Gib den Textauszug zu Genussrechten ab „Genussrechte – nach“ bis einschließlich „kein Kündigungsrecht hat.“ wortgetreu wieder.

==== Textauszug ====

Genussrechte als Eigenkapital – Vorsicht bei Details

Nun sollte man meinen, dass mit einem Vertrag, der all diese Punkte berücksichtigt, alles in trockenen Tüchern ist. Oft genug ist dem aber nicht so. Häufig liegt es an Nebensätzen und Details.

Anlass können etwa die Interessen der Anleger bzw. Geldgeber sein. Denn die wollen sich für Krisenfälle möglichst absichern und erwarten eine weitgehende Behandlung als Fremdkapitalgeber.

Um denen entgegenzukommen, findet sich immer wieder ein Passus etwa in der Form, dass der Nachrang nur auf bestimmte Krisensituationen beschränkt ist. Hier ist auf jeden Fall der Rat eines Wirtschaftsprüfers gefragt.

Zu klären ist vorab auch, ob der Genussrechtsvertrag zugleich internationalen Standards entsprechen muss. Gemeint sind die Rechnungslegungsnormen IFRS. Dann selbst wenn die Vorschiften des HGB erfüllt sind, so gilt das noch lange nicht für die nach IFRS.

Genussrechte – nach HGB Eigenkapital, nach IFRS Fremdkapital

Nach internationalem Standard nämlich wird das Genusskapital nicht dem Eigenkapital zugerechnet. Grund: Die IFRS setzen eine dauerhafte Kapitalüberlassung voraus, sind also ohne Rückzahlungsanspruch. Eigenkapital liegt nur dann vor, wenn der Genussrechtsinhaber, der Geldgeber, kein Kündigungsrecht hat.

==== Gegebene Daten ====

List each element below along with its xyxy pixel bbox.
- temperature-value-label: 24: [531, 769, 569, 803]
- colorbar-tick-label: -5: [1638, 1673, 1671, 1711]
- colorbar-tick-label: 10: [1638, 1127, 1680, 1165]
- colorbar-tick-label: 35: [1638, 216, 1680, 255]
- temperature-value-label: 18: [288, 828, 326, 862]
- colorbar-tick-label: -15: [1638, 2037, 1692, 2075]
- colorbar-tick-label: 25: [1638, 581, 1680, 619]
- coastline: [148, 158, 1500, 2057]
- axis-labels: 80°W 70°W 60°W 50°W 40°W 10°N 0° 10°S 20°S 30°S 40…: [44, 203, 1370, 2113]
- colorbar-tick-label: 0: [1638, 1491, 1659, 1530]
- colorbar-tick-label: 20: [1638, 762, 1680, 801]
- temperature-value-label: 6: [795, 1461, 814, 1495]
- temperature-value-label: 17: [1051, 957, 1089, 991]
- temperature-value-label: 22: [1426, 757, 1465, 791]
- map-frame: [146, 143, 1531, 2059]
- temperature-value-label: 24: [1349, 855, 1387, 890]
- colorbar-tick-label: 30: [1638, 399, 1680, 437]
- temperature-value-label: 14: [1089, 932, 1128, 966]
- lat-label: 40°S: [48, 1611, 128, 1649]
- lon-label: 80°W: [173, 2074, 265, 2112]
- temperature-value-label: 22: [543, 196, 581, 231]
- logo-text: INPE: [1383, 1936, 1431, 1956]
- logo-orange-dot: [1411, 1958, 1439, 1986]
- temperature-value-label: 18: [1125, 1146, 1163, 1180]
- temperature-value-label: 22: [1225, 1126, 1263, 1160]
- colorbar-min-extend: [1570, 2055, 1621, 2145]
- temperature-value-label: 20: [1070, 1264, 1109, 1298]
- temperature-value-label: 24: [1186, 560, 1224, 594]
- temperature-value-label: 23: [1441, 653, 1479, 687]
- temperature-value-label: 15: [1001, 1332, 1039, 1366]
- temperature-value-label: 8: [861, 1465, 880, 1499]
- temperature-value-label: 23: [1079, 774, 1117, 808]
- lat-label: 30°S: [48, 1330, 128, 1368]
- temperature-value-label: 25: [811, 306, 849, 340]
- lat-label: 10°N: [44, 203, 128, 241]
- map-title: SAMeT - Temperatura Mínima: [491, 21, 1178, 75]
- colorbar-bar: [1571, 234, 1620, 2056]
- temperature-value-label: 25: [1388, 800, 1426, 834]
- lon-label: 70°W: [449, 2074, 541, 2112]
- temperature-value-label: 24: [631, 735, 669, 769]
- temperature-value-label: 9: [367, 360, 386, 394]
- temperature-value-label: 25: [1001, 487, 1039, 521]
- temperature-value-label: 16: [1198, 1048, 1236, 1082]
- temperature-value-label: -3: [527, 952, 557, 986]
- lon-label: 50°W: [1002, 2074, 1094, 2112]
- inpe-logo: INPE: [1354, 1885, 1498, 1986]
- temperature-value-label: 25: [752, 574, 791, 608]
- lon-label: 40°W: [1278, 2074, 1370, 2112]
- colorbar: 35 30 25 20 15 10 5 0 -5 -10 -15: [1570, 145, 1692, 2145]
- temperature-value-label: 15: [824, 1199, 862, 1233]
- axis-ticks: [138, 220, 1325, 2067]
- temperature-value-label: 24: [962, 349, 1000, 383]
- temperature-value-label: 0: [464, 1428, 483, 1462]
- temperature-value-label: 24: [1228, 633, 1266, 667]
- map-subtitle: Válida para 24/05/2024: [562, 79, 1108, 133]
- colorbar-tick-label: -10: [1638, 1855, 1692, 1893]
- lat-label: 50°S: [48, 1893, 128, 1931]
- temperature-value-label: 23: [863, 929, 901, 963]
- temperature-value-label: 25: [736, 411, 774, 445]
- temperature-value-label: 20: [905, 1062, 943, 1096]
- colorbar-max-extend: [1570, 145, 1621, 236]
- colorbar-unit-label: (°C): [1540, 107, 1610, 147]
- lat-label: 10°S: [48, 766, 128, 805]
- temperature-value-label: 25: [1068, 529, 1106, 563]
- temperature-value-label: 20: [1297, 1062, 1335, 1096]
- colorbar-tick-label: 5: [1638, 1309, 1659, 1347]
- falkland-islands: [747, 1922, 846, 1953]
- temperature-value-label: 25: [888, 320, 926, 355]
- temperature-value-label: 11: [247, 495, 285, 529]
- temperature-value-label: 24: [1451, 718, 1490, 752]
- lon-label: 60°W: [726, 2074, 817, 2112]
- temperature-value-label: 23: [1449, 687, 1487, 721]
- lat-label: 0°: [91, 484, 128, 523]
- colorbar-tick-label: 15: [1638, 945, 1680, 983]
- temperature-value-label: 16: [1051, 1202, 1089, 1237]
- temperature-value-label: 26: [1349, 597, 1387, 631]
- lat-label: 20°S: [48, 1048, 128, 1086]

====

• **Lösung**:
Genussrechte – nach HGB Eigenkapital, nach IFRS Fremdkapital

Nach internationalem Standard nämlich wird das Genusskapital nicht dem Eigenkapital zugerechnet. Grund: Die IFRS setzen eine dauerhafte Kapitalüberlassung voraus, sind also ohne Rückzahlungsanspruch. Eigenkapital liegt nur dann vor, wenn der Genussrechtsinhaber, der Geldgeber, kein Kündigungsrecht hat.